- [Instruction] Output the lines of the material below as a JSON list of strings, one string per line, with blank lines omitted and the pictures left out.

— Start of Entries provided —

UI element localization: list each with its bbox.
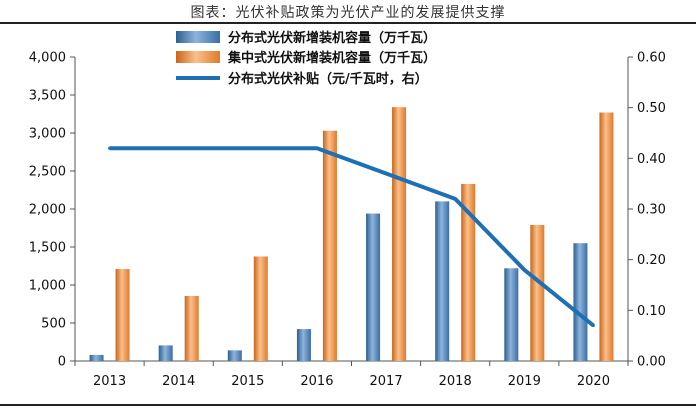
right-tick-label: 0.40 [637,152,666,167]
distributed-bar [89,354,104,361]
subsidy-point [591,324,595,328]
distributed-bar [227,350,242,361]
left-tick-label: 4,000 [29,51,66,66]
right-tick-label: 0.30 [637,203,666,218]
subsidy-point [384,172,388,176]
right-tick-label: 0.00 [637,355,666,370]
left-tick-label: 1,000 [29,279,66,294]
distributed-bar [435,201,450,361]
distributed-bar [573,243,588,361]
subsidy-point [453,197,457,201]
x-tick-label: 2020 [577,374,610,389]
distributed-bar [158,345,173,361]
right-tick-label: 0.50 [637,101,666,116]
right-tick-label: 0.10 [637,304,666,319]
subsidy-point [522,268,526,272]
legend-swatch-centralized [176,51,220,63]
distributed-bar [504,268,519,361]
x-tick-label: 2019 [508,374,541,389]
subsidy-point [177,146,181,150]
x-tick-label: 2014 [162,374,195,389]
subsidy-point [108,146,112,150]
legend-swatch-distributed [176,31,220,43]
legend-label-subsidy: 分布式光伏补贴（元/千瓦时，右） [228,71,428,87]
centralized-bar [253,256,268,361]
x-tick-label: 2017 [370,374,403,389]
centralized-bar [392,107,407,361]
distributed-bar [366,213,381,361]
left-tick-label: 500 [41,317,66,332]
left-tick-label: 0 [58,355,66,370]
left-tick-label: 2,000 [29,203,66,218]
legend-label-distributed: 分布式光伏新增装机容量（万千瓦） [228,30,436,46]
centralized-bar [115,269,130,361]
subsidy-point [246,146,250,150]
left-tick-label: 3,000 [29,127,66,142]
centralized-bar [461,183,476,361]
legend-label-centralized: 集中式光伏新增装机容量（万千瓦） [227,50,436,66]
left-tick-label: 2,500 [29,165,66,180]
centralized-bar [322,130,337,361]
subsidy-line [109,146,595,328]
x-tick-label: 2013 [93,374,126,389]
left-tick-label: 1,500 [29,241,66,256]
bottom-rule [0,404,696,406]
x-tick-label: 2015 [231,374,264,389]
centralized-bar [530,224,545,361]
chart-title: 图表：光伏补贴政策为光伏产业的发展提供支撑 [190,5,506,21]
left-tick-label: 3,500 [29,89,66,104]
right-tick-label: 0.20 [637,253,666,268]
x-tick-label: 2018 [439,374,472,389]
centralized-bar [184,296,199,361]
subsidy-point [315,146,319,150]
distributed-bar [296,329,311,361]
title-rule [0,22,696,24]
right-tick-label: 0.60 [637,51,666,66]
centralized-bar [599,112,614,361]
x-tick-label: 2016 [300,374,333,389]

— End of Entries provided —

- [Response to the exercise]
[
  "UI element localization: list each with its bbox.",
  "right-tick-label: 0.40 [637,152,666,167]",
  "distributed-bar [89,354,104,361]",
  "subsidy-point [591,324,595,328]",
  "distributed-bar [227,350,242,361]",
  "left-tick-label: 4,000 [29,51,66,66]",
  "right-tick-label: 0.30 [637,203,666,218]",
  "subsidy-point [384,172,388,176]",
  "right-tick-label: 0.00 [637,355,666,370]",
  "left-tick-label: 1,000 [29,279,66,294]",
  "distributed-bar [435,201,450,361]",
  "distributed-bar [573,243,588,361]",
  "subsidy-point [453,197,457,201]",
  "x-tick-label: 2020 [577,374,610,389]",
  "distributed-bar [158,345,173,361]",
  "right-tick-label: 0.50 [637,101,666,116]",
  "right-tick-label: 0.10 [637,304,666,319]",
  "subsidy-point [522,268,526,272]",
  "legend-swatch-centralized [176,51,220,63]",
  "distributed-bar [504,268,519,361]",
  "x-tick-label: 2019 [508,374,541,389]",
  "subsidy-point [177,146,181,150]",
  "x-tick-label: 2014 [162,374,195,389]",
  "subsidy-point [108,146,112,150]",
  "legend-swatch-distributed [176,31,220,43]",
  "legend-label-subsidy: 分布式光伏补贴（元/千瓦时，右） [228,71,428,87]",
  "centralized-bar [253,256,268,361]",
  "x-tick-label: 2017 [370,374,403,389]",
  "centralized-bar [392,107,407,361]",
  "distributed-bar [366,213,381,361]",
  "left-tick-label: 500 [41,317,66,332]",
  "left-tick-label: 0 [58,355,66,370]",
  "left-tick-label: 2,000 [29,203,66,218]",
  "legend-label-distributed: 分布式光伏新增装机容量（万千瓦） [228,30,436,46]",
  "centralized-bar [115,269,130,361]",
  "subsidy-point [246,146,250,150]",
  "left-tick-label: 3,000 [29,127,66,142]",
  "centralized-bar [461,183,476,361]",
  "legend-label-centralized: 集中式光伏新增装机容量（万千瓦） [227,50,436,66]",
  "left-tick-label: 2,500 [29,165,66,180]",
  "centralized-bar [322,130,337,361]",
  "subsidy-line [109,146,595,328]",
  "x-tick-label: 2013 [93,374,126,389]",
  "left-tick-label: 1,500 [29,241,66,256]",
  "bottom-rule [0,404,696,406]",
  "x-tick-label: 2015 [231,374,264,389]",
  "centralized-bar [530,224,545,361]",
  "chart-title: 图表：光伏补贴政策为光伏产业的发展提供支撑 [190,5,506,21]",
  "left-tick-label: 3,500 [29,89,66,104]",
  "right-tick-label: 0.20 [637,253,666,268]",
  "x-tick-label: 2018 [439,374,472,389]",
  "centralized-bar [184,296,199,361]",
  "subsidy-point [315,146,319,150]",
  "distributed-bar [296,329,311,361]",
  "title-rule [0,22,696,24]",
  "right-tick-label: 0.60 [637,51,666,66]",
  "centralized-bar [599,112,614,361]",
  "x-tick-label: 2016 [300,374,333,389]"
]